:: Given request ::
Search the data for the string "title" and extract every line where it appears.

(Stored items from a collection)
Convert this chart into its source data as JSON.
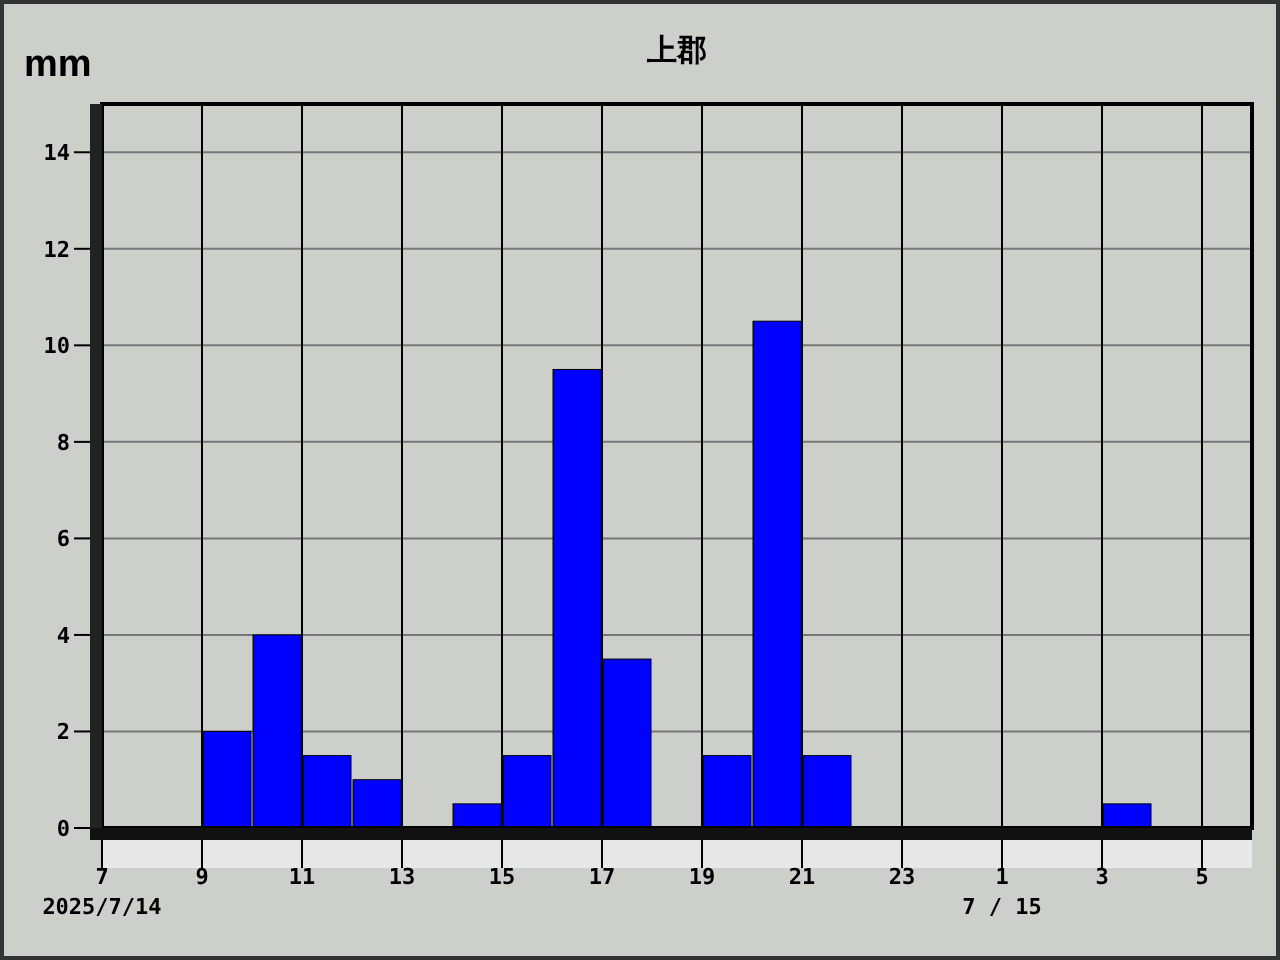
{
  "chart_data": {
    "type": "bar",
    "title": "上郡",
    "ylabel": "mm",
    "x": [
      "2025-07-14T07:30",
      "2025-07-14T08:30",
      "2025-07-14T09:30",
      "2025-07-14T10:30",
      "2025-07-14T11:30",
      "2025-07-14T12:30",
      "2025-07-14T13:30",
      "2025-07-14T14:30",
      "2025-07-14T15:30",
      "2025-07-14T16:30",
      "2025-07-14T17:30",
      "2025-07-14T18:30",
      "2025-07-14T19:30",
      "2025-07-14T20:30",
      "2025-07-14T21:30",
      "2025-07-14T22:30",
      "2025-07-14T23:30",
      "2025-07-15T00:30",
      "2025-07-15T01:30",
      "2025-07-15T02:30",
      "2025-07-15T03:30",
      "2025-07-15T04:30",
      "2025-07-15T05:30"
    ],
    "values": [
      0,
      0,
      2.0,
      4.0,
      1.5,
      1.0,
      0,
      0.5,
      1.5,
      9.5,
      3.5,
      0,
      1.5,
      10.5,
      1.5,
      0,
      0,
      0,
      0,
      0,
      0.5,
      0,
      0
    ],
    "color": "#0000ff",
    "xlim": [
      "2025-07-14T07:00",
      "2025-07-15T06:00"
    ],
    "xticks": [
      {
        "value": "2025-07-14T07:00",
        "label": "7"
      },
      {
        "value": "2025-07-14T09:00",
        "label": "9"
      },
      {
        "value": "2025-07-14T11:00",
        "label": "11"
      },
      {
        "value": "2025-07-14T13:00",
        "label": "13"
      },
      {
        "value": "2025-07-14T15:00",
        "label": "15"
      },
      {
        "value": "2025-07-14T17:00",
        "label": "17"
      },
      {
        "value": "2025-07-14T19:00",
        "label": "19"
      },
      {
        "value": "2025-07-14T21:00",
        "label": "21"
      },
      {
        "value": "2025-07-14T23:00",
        "label": "23"
      },
      {
        "value": "2025-07-15T01:00",
        "label": "1"
      },
      {
        "value": "2025-07-15T03:00",
        "label": "3"
      },
      {
        "value": "2025-07-15T05:00",
        "label": "5"
      }
    ],
    "ylim": [
      0,
      15
    ],
    "yticks": [
      0,
      2,
      4,
      6,
      8,
      10,
      12,
      14
    ],
    "grid": true,
    "annotations": [
      "2025/7/14",
      "7 / 15"
    ]
  }
}
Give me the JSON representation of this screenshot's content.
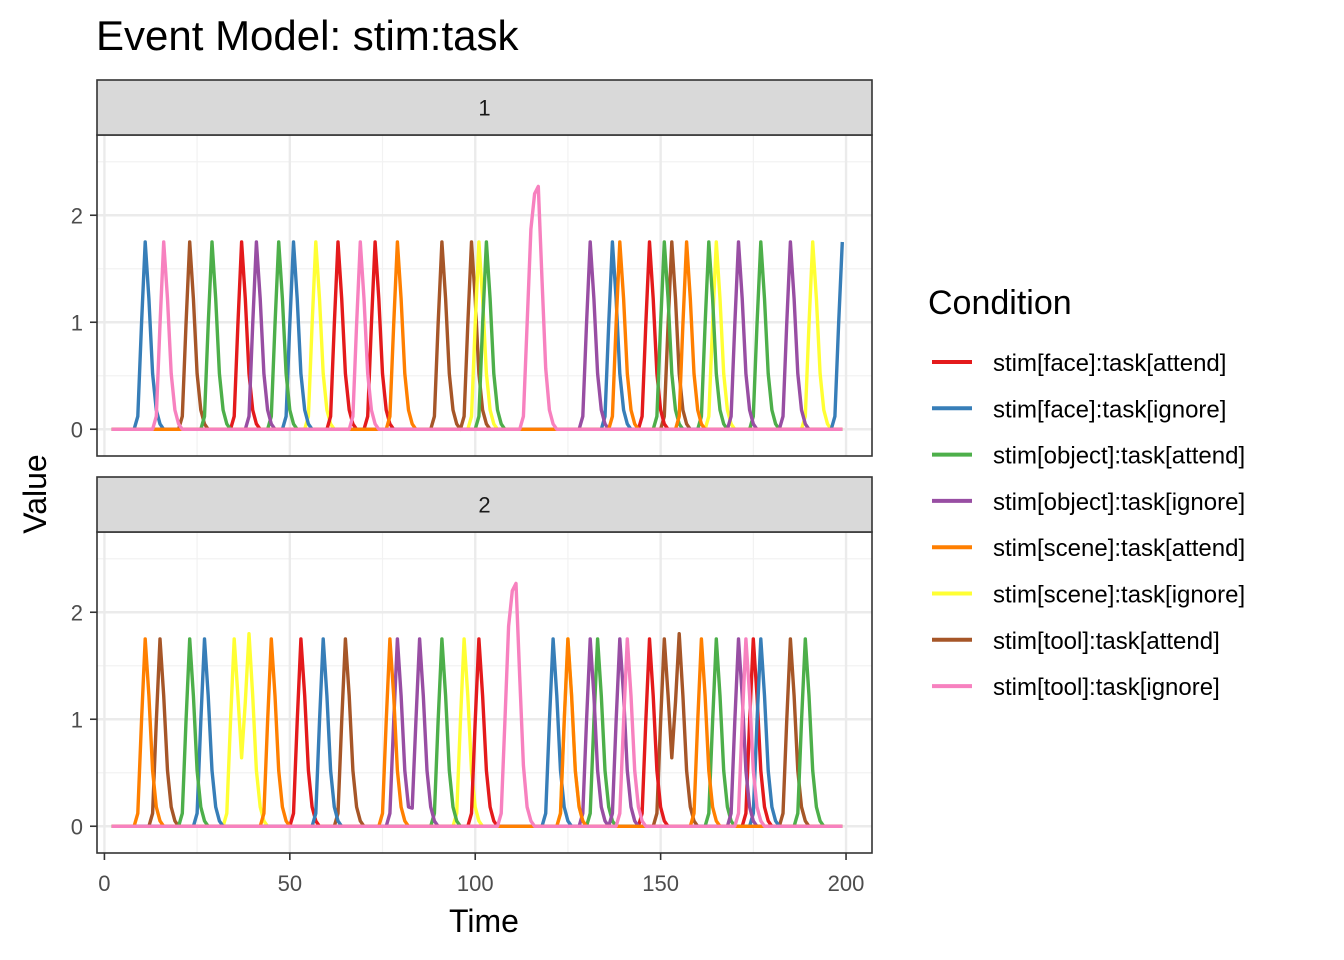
{
  "chart_data": {
    "type": "line",
    "title": "Event Model: stim:task",
    "xlabel": "Time",
    "ylabel": "Value",
    "xlim": [
      -2,
      207
    ],
    "x_ticks": [
      0,
      50,
      100,
      150,
      200
    ],
    "ylim": [
      -0.25,
      2.75
    ],
    "y_ticks": [
      0,
      1,
      2
    ],
    "grid": true,
    "legend": {
      "title": "Condition",
      "position": "right"
    },
    "series": [
      {
        "name": "stim[face]:task[attend]",
        "color": "#E41A1C"
      },
      {
        "name": "stim[face]:task[ignore]",
        "color": "#377EB8"
      },
      {
        "name": "stim[object]:task[attend]",
        "color": "#4DAF4A"
      },
      {
        "name": "stim[object]:task[ignore]",
        "color": "#984EA3"
      },
      {
        "name": "stim[scene]:task[attend]",
        "color": "#FF7F00"
      },
      {
        "name": "stim[scene]:task[ignore]",
        "color": "#FFFF33"
      },
      {
        "name": "stim[tool]:task[attend]",
        "color": "#A65628"
      },
      {
        "name": "stim[tool]:task[ignore]",
        "color": "#F781BF"
      }
    ],
    "panels": [
      {
        "label": "1",
        "peaks": [
          {
            "series": 1,
            "x": [
              11,
              199
            ]
          },
          {
            "series": 7,
            "x": [
              16,
              69,
              115,
              117
            ]
          },
          {
            "series": 6,
            "x": [
              23,
              91,
              99
            ]
          },
          {
            "series": 2,
            "x": [
              29,
              47,
              103,
              151,
              177
            ]
          },
          {
            "series": 0,
            "x": [
              37,
              63,
              73,
              147
            ]
          },
          {
            "series": 3,
            "x": [
              41,
              131,
              171,
              185
            ]
          },
          {
            "series": 1,
            "x": [
              51,
              137
            ]
          },
          {
            "series": 5,
            "x": [
              57,
              101,
              191
            ]
          },
          {
            "series": 4,
            "x": [
              79,
              139,
              157
            ]
          },
          {
            "series": 6,
            "x": [
              153
            ]
          },
          {
            "series": 2,
            "x": [
              163
            ]
          },
          {
            "series": 5,
            "x": [
              165
            ]
          }
        ]
      },
      {
        "label": "2",
        "peaks": [
          {
            "series": 4,
            "x": [
              11,
              45,
              125,
              161
            ]
          },
          {
            "series": 6,
            "x": [
              15,
              65,
              151,
              185
            ]
          },
          {
            "series": 2,
            "x": [
              23,
              91,
              133,
              189
            ]
          },
          {
            "series": 1,
            "x": [
              27,
              121,
              177
            ]
          },
          {
            "series": 5,
            "x": [
              35,
              39,
              97,
              125
            ]
          },
          {
            "series": 0,
            "x": [
              53,
              101,
              147,
              175
            ]
          },
          {
            "series": 1,
            "x": [
              59
            ]
          },
          {
            "series": 4,
            "x": [
              77
            ]
          },
          {
            "series": 3,
            "x": [
              79,
              85,
              131,
              139,
              171
            ]
          },
          {
            "series": 7,
            "x": [
              109,
              111,
              141,
              173
            ]
          },
          {
            "series": 6,
            "x": [
              155
            ]
          },
          {
            "series": 2,
            "x": [
              165
            ]
          }
        ]
      }
    ]
  }
}
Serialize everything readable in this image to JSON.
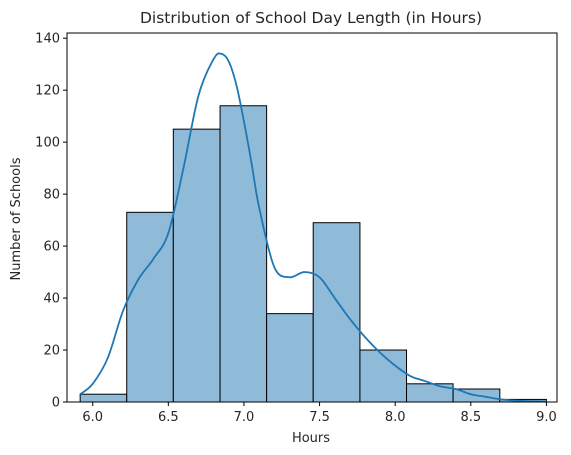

:: Exercise solution ::
    "title": "上郡",
    "title": "Event Model: stim:task",
      "title": "Condition",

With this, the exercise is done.